A run of records

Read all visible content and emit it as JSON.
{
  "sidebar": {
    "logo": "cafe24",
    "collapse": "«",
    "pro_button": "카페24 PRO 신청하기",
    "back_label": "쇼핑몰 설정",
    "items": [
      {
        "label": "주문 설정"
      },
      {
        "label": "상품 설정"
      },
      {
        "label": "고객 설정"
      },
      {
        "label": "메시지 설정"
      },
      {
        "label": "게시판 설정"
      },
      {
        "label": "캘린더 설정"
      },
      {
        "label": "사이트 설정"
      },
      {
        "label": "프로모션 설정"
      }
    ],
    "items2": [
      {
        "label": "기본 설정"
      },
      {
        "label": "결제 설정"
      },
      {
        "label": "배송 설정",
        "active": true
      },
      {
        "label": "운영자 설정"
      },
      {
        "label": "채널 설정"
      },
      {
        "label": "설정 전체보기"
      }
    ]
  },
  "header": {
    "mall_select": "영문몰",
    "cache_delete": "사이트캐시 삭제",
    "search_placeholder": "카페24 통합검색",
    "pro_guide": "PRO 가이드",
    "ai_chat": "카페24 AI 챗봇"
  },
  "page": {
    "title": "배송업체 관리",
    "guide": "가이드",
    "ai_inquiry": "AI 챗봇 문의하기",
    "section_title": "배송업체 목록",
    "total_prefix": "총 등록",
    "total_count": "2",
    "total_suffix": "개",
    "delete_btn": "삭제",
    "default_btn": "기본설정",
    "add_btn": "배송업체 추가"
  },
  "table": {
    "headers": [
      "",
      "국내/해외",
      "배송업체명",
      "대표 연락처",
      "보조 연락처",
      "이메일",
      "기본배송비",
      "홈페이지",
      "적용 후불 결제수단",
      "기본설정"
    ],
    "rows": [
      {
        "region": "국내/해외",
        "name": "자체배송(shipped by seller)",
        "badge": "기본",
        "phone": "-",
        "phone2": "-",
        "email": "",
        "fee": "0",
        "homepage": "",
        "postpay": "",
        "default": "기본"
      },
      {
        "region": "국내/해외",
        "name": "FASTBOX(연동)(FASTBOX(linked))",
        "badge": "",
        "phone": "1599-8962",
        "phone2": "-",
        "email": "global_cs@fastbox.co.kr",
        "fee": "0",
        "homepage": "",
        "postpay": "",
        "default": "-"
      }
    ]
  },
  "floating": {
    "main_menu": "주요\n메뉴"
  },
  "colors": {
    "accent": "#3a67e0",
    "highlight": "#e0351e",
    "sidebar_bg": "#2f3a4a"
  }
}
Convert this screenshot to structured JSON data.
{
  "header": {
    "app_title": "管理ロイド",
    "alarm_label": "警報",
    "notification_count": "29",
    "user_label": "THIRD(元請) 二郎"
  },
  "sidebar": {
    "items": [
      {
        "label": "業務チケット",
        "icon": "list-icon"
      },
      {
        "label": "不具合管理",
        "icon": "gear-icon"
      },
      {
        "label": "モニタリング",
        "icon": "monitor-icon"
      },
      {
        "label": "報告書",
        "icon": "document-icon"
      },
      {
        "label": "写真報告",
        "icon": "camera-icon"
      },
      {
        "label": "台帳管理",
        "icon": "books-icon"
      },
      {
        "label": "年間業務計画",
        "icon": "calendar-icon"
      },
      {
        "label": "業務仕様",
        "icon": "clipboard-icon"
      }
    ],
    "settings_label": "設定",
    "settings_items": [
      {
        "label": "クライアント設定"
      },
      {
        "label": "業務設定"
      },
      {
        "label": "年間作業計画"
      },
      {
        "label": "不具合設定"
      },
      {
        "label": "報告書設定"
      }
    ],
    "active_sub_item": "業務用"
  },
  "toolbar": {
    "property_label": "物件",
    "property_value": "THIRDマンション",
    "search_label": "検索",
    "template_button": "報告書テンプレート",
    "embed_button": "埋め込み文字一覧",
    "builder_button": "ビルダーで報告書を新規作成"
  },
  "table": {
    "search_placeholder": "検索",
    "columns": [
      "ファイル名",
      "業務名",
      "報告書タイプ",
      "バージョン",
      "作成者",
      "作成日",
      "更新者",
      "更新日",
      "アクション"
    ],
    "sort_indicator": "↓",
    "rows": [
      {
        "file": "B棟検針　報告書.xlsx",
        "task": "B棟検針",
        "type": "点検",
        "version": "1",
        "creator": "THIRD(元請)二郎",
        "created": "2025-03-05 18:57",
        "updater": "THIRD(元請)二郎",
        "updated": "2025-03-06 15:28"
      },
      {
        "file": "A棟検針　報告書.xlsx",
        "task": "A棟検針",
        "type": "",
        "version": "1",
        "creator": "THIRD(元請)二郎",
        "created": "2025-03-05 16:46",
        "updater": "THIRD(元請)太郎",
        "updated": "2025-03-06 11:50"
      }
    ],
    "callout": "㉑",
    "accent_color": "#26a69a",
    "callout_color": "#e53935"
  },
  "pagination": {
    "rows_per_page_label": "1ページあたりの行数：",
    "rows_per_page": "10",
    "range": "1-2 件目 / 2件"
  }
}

▶ _SHORT PROBLEM_:
Retype all of the material, keeping each line exact.

▶ _OUTPUT FOR THIS EXERCISE_:
Read all visible content and emit it as JSON.
{
  "sidebar": {
    "logo": "cafe24",
    "collapse": "«",
    "pro_button": "카페24 PRO 신청하기",
    "back_label": "쇼핑몰 설정",
    "items": [
      {
        "label": "주문 설정"
      },
      {
        "label": "상품 설정"
      },
      {
        "label": "고객 설정"
      },
      {
        "label": "메시지 설정"
      },
      {
        "label": "게시판 설정"
      },
      {
        "label": "캘린더 설정"
      },
      {
        "label": "사이트 설정"
      },
      {
        "label": "프로모션 설정"
      }
    ],
    "items2": [
      {
        "label": "기본 설정"
      },
      {
        "label": "결제 설정"
      },
      {
        "label": "배송 설정",
        "active": true
      },
      {
        "label": "운영자 설정"
      },
      {
        "label": "채널 설정"
      },
      {
        "label": "설정 전체보기"
      }
    ]
  },
  "header": {
    "mall_select": "영문몰",
    "cache_delete": "사이트캐시 삭제",
    "search_placeholder": "카페24 통합검색",
    "pro_guide": "PRO 가이드",
    "ai_chat": "카페24 AI 챗봇"
  },
  "page": {
    "title": "배송업체 관리",
    "guide": "가이드",
    "ai_inquiry": "AI 챗봇 문의하기",
    "section_title": "배송업체 목록",
    "total_prefix": "총 등록",
    "total_count": "2",
    "total_suffix": "개",
    "delete_btn": "삭제",
    "default_btn": "기본설정",
    "add_btn": "배송업체 추가"
  },
  "table": {
    "headers": [
      "",
      "국내/해외",
      "배송업체명",
      "대표 연락처",
      "보조 연락처",
      "이메일",
      "기본배송비",
      "홈페이지",
      "적용 후불 결제수단",
      "기본설정"
    ],
    "rows": [
      {
        "region": "국내/해외",
        "name": "자체배송(shipped by seller)",
        "badge": "기본",
        "phone": "-",
        "phone2": "-",
        "email": "",
        "fee": "0",
        "homepage": "",
        "postpay": "",
        "default": "기본"
      },
      {
        "region": "국내/해외",
        "name": "FASTBOX(연동)(FASTBOX(linked))",
        "badge": "",
        "phone": "1599-8962",
        "phone2": "-",
        "email": "global_cs@fastbox.co.kr",
        "fee": "0",
        "homepage": "",
        "postpay": "",
        "default": "-"
      }
    ]
  },
  "floating": {
    "main_menu": "주요\n메뉴"
  },
  "colors": {
    "accent": "#3a67e0",
    "highlight": "#e0351e",
    "sidebar_bg": "#2f3a4a"
  }
}
Convert this screenshot to structured JSON data.
{
  "header": {
    "app_title": "管理ロイド",
    "alarm_label": "警報",
    "notification_count": "29",
    "user_label": "THIRD(元請) 二郎"
  },
  "sidebar": {
    "items": [
      {
        "label": "業務チケット",
        "icon": "list-icon"
      },
      {
        "label": "不具合管理",
        "icon": "gear-icon"
      },
      {
        "label": "モニタリング",
        "icon": "monitor-icon"
      },
      {
        "label": "報告書",
        "icon": "document-icon"
      },
      {
        "label": "写真報告",
        "icon": "camera-icon"
      },
      {
        "label": "台帳管理",
        "icon": "books-icon"
      },
      {
        "label": "年間業務計画",
        "icon": "calendar-icon"
      },
      {
        "label": "業務仕様",
        "icon": "clipboard-icon"
      }
    ],
    "settings_label": "設定",
    "settings_items": [
      {
        "label": "クライアント設定"
      },
      {
        "label": "業務設定"
      },
      {
        "label": "年間作業計画"
      },
      {
        "label": "不具合設定"
      },
      {
        "label": "報告書設定"
      }
    ],
    "active_sub_item": "業務用"
  },
  "toolbar": {
    "property_label": "物件",
    "property_value": "THIRDマンション",
    "search_label": "検索",
    "template_button": "報告書テンプレート",
    "embed_button": "埋め込み文字一覧",
    "builder_button": "ビルダーで報告書を新規作成"
  },
  "table": {
    "search_placeholder": "検索",
    "columns": [
      "ファイル名",
      "業務名",
      "報告書タイプ",
      "バージョン",
      "作成者",
      "作成日",
      "更新者",
      "更新日",
      "アクション"
    ],
    "sort_indicator": "↓",
    "rows": [
      {
        "file": "B棟検針　報告書.xlsx",
        "task": "B棟検針",
        "type": "点検",
        "version": "1",
        "creator": "THIRD(元請)二郎",
        "created": "2025-03-05 18:57",
        "updater": "THIRD(元請)二郎",
        "updated": "2025-03-06 15:28"
      },
      {
        "file": "A棟検針　報告書.xlsx",
        "task": "A棟検針",
        "type": "",
        "version": "1",
        "creator": "THIRD(元請)二郎",
        "created": "2025-03-05 16:46",
        "updater": "THIRD(元請)太郎",
        "updated": "2025-03-06 11:50"
      }
    ],
    "callout": "㉑",
    "accent_color": "#26a69a",
    "callout_color": "#e53935"
  },
  "pagination": {
    "rows_per_page_label": "1ページあたりの行数：",
    "rows_per_page": "10",
    "range": "1-2 件目 / 2件"
  }
}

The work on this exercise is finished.